| What to work on |
Write down every entry below once more, exactly.

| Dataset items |

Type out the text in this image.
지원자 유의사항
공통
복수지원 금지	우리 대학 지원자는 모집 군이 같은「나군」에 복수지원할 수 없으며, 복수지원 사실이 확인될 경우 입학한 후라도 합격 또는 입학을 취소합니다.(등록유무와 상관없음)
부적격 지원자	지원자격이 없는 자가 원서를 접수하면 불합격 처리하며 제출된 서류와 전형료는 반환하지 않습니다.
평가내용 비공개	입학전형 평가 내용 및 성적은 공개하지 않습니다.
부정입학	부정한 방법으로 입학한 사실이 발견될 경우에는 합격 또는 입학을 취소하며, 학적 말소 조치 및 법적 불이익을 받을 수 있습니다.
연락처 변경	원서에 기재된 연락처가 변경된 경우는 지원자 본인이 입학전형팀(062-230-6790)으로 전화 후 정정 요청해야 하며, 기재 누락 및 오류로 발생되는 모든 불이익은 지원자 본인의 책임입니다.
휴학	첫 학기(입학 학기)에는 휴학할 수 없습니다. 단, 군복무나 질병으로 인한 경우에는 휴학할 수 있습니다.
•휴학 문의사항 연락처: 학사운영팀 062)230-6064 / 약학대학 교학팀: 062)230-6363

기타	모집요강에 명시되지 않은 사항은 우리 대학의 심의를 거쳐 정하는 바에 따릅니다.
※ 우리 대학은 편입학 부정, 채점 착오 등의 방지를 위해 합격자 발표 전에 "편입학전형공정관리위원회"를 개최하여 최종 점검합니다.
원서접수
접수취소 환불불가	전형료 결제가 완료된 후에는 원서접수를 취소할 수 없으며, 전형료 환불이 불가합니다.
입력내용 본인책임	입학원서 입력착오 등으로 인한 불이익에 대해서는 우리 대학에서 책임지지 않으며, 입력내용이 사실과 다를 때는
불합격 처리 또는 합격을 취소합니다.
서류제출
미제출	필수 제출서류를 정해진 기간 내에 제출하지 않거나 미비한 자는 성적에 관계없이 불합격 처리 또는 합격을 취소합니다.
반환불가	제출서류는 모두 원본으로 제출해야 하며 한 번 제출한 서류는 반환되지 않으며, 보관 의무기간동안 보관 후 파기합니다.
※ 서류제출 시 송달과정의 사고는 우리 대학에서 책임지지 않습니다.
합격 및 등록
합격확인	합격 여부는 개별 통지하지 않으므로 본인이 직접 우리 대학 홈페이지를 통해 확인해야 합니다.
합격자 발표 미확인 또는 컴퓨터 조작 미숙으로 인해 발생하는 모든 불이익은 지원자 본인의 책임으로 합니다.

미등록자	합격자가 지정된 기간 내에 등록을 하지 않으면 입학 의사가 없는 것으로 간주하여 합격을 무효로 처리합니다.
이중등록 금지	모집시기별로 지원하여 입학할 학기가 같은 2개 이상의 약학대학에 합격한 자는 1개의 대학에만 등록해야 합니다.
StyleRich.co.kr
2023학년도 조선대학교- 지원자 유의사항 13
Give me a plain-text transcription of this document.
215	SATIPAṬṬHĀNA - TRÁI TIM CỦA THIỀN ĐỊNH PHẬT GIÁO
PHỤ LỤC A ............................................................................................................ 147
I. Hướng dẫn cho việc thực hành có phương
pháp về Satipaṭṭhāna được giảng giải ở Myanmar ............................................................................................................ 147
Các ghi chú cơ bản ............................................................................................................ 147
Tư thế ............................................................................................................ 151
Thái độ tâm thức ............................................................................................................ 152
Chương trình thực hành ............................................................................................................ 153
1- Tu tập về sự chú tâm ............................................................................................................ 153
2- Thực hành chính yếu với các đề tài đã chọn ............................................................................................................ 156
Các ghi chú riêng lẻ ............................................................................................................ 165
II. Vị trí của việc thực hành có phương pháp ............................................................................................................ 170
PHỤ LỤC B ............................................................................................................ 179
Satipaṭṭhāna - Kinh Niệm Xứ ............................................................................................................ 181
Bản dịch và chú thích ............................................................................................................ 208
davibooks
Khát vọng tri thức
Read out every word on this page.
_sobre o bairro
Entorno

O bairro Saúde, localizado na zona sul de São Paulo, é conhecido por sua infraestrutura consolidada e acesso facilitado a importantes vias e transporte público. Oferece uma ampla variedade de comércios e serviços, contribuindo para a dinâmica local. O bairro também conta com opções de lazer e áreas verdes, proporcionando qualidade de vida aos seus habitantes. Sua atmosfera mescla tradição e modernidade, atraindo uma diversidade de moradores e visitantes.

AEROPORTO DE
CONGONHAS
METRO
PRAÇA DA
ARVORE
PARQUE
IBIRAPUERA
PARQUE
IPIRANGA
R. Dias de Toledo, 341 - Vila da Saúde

| The solution |
Type out the text in this image.
지원자 유의사항
공통
복수지원 금지	우리 대학 지원자는 모집 군이 같은「나군」에 복수지원할 수 없으며, 복수지원 사실이 확인될 경우 입학한 후라도 합격 또는 입학을 취소합니다.(등록유무와 상관없음)
부적격 지원자	지원자격이 없는 자가 원서를 접수하면 불합격 처리하며 제출된 서류와 전형료는 반환하지 않습니다.
평가내용 비공개	입학전형 평가 내용 및 성적은 공개하지 않습니다.
부정입학	부정한 방법으로 입학한 사실이 발견될 경우에는 합격 또는 입학을 취소하며, 학적 말소 조치 및 법적 불이익을 받을 수 있습니다.
연락처 변경	원서에 기재된 연락처가 변경된 경우는 지원자 본인이 입학전형팀(062-230-6790)으로 전화 후 정정 요청해야 하며, 기재 누락 및 오류로 발생되는 모든 불이익은 지원자 본인의 책임입니다.
휴학	첫 학기(입학 학기)에는 휴학할 수 없습니다. 단, 군복무나 질병으로 인한 경우에는 휴학할 수 있습니다.
•휴학 문의사항 연락처: 학사운영팀 062)230-6064 / 약학대학 교학팀: 062)230-6363

기타	모집요강에 명시되지 않은 사항은 우리 대학의 심의를 거쳐 정하는 바에 따릅니다.
※ 우리 대학은 편입학 부정, 채점 착오 등의 방지를 위해 합격자 발표 전에 "편입학전형공정관리위원회"를 개최하여 최종 점검합니다.
원서접수
접수취소 환불불가	전형료 결제가 완료된 후에는 원서접수를 취소할 수 없으며, 전형료 환불이 불가합니다.
입력내용 본인책임	입학원서 입력착오 등으로 인한 불이익에 대해서는 우리 대학에서 책임지지 않으며, 입력내용이 사실과 다를 때는
불합격 처리 또는 합격을 취소합니다.
서류제출
미제출	필수 제출서류를 정해진 기간 내에 제출하지 않거나 미비한 자는 성적에 관계없이 불합격 처리 또는 합격을 취소합니다.
반환불가	제출서류는 모두 원본으로 제출해야 하며 한 번 제출한 서류는 반환되지 않으며, 보관 의무기간동안 보관 후 파기합니다.
※ 서류제출 시 송달과정의 사고는 우리 대학에서 책임지지 않습니다.
합격 및 등록
합격확인	합격 여부는 개별 통지하지 않으므로 본인이 직접 우리 대학 홈페이지를 통해 확인해야 합니다.
합격자 발표 미확인 또는 컴퓨터 조작 미숙으로 인해 발생하는 모든 불이익은 지원자 본인의 책임으로 합니다.

미등록자	합격자가 지정된 기간 내에 등록을 하지 않으면 입학 의사가 없는 것으로 간주하여 합격을 무효로 처리합니다.
이중등록 금지	모집시기별로 지원하여 입학할 학기가 같은 2개 이상의 약학대학에 합격한 자는 1개의 대학에만 등록해야 합니다.
StyleRich.co.kr
2023학년도 조선대학교- 지원자 유의사항 13
Give me a plain-text transcription of this document.
215	SATIPAṬṬHĀNA - TRÁI TIM CỦA THIỀN ĐỊNH PHẬT GIÁO
PHỤ LỤC A ............................................................................................................ 147
I. Hướng dẫn cho việc thực hành có phương
pháp về Satipaṭṭhāna được giảng giải ở Myanmar ............................................................................................................ 147
Các ghi chú cơ bản ............................................................................................................ 147
Tư thế ............................................................................................................ 151
Thái độ tâm thức ............................................................................................................ 152
Chương trình thực hành ............................................................................................................ 153
1- Tu tập về sự chú tâm ............................................................................................................ 153
2- Thực hành chính yếu với các đề tài đã chọn ............................................................................................................ 156
Các ghi chú riêng lẻ ............................................................................................................ 165
II. Vị trí của việc thực hành có phương pháp ............................................................................................................ 170
PHỤ LỤC B ............................................................................................................ 179
Satipaṭṭhāna - Kinh Niệm Xứ ............................................................................................................ 181
Bản dịch và chú thích ............................................................................................................ 208
davibooks
Khát vọng tri thức
Read out every word on this page.
_sobre o bairro
Entorno

O bairro Saúde, localizado na zona sul de São Paulo, é conhecido por sua infraestrutura consolidada e acesso facilitado a importantes vias e transporte público. Oferece uma ampla variedade de comércios e serviços, contribuindo para a dinâmica local. O bairro também conta com opções de lazer e áreas verdes, proporcionando qualidade de vida aos seus habitantes. Sua atmosfera mescla tradição e modernidade, atraindo uma diversidade de moradores e visitantes.

AEROPORTO DE
CONGONHAS
METRO
PRAÇA DA
ARVORE
PARQUE
IBIRAPUERA
PARQUE
IPIRANGA
R. Dias de Toledo, 341 - Vila da Saúde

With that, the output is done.